> [TEXTE EXTRAIT]
--------------------------------
COUR DE CASSATION - CIV. 1
Pourvoi n° 58-11.450
Arrêt n° 59 du 21 janvier 1963
Cassation
RÉPUBLIQUE FRANÇAISE
AU NOM DU PEUPLE FRANÇAIS
Sur la requête présentée par le sieur Édouard ..., Architecte, demeurant à Brest (Finistère) 3 rue du Bois d'Amour, en cassation d'un arrêt rendu le 14 mars 1958 par la Cour d'appel de Rennes au profit
1°/ du Lieutenant Colonel Jacques ..., domicilié à Estieux Candat Le Lardin (Dordogne) précédemment et actuellement secteur postal N° 79 777 T.O.E. ;
2°/ du Commandant Henry ..., domicilié à Versailles (Seine-et-Oise) à Haguenau (Bas-Rhin) et enfin actuellement au 3ème Hussards à Oudja (Maroc)
défendeurs à la cassation.
--------------------------------
> [DONNÉES FOURNIES]
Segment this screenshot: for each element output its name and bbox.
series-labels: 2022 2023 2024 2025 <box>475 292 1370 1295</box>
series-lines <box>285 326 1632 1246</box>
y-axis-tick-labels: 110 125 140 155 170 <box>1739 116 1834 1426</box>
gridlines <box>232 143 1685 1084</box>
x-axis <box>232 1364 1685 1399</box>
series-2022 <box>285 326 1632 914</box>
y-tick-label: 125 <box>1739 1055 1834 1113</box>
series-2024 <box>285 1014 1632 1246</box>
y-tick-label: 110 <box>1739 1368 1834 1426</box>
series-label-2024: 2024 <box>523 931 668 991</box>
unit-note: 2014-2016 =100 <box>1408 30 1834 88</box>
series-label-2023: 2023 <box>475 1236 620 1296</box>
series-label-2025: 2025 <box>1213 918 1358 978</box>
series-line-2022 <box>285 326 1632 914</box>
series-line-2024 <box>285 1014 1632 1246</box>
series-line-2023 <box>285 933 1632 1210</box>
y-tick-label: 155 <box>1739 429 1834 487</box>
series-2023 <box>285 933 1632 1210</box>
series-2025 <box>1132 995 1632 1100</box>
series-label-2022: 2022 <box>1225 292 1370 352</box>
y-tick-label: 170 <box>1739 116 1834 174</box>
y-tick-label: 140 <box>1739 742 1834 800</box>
--------------------------------
> [EXERCICES]
**1)** Recopiez le passage de l'arrêt qui commence par les mots contenant « COUR DE CASSATION » et se termine par « à la cassation. ».
**2)** D'après l'arrêt, quelle juridiction a rendu la décision attaquée, et à quelle date ?
**3)** Résumez l'arrêt en deux phrases.

> [RÉPONSES DANS L'ORDRE]
**1)**
COUR DE CASSATION - CIV. 1
Pourvoi n° 58-11.450
Arrêt n° 59 du 21 janvier 1963
Cassation
RÉPUBLIQUE FRANÇAISE
AU NOM DU PEUPLE FRANÇAIS
Sur la requête présentée par le sieur Édouard ..., Architecte, demeurant à Brest (Finistère) 3 rue du Bois d'Amour, en cassation d'un arrêt rendu le 14 mars 1958 par la Cour d'appel de Rennes au profit
1°/ du Lieutenant Colonel Jacques ..., domicilié à Estieux Candat Le Lardin (Dordogne) précédemment et actuellement secteur postal N° 79 777 T.O.E. ;
2°/ du Commandant Henry ..., domicilié à Versailles (Seine-et-Oise) à Haguenau (Bas-Rhin) et enfin actuellement au 3ème Hussards à Oudja (Maroc)
défendeurs à la cassation.

**2)** La Cour d'appel de Rennes, le 14 mars 1958.

**3)** L'arrêt n° 59 de la Cour de cassation, daté du 21 janvier 1963, porte sur le pourvoi n° 58-11.450 et prononce une cassation. Il est rendu sur la requête du sieur Édouard ..., architecte demeurant à Brest, qui demandait la cassation d'un arrêt de la Cour d'appel de Rennes du 14 mars 1958 rendu au profit du lieutenant-colonel Jacques ... et du commandant Henry ..., défendeurs à la cassation.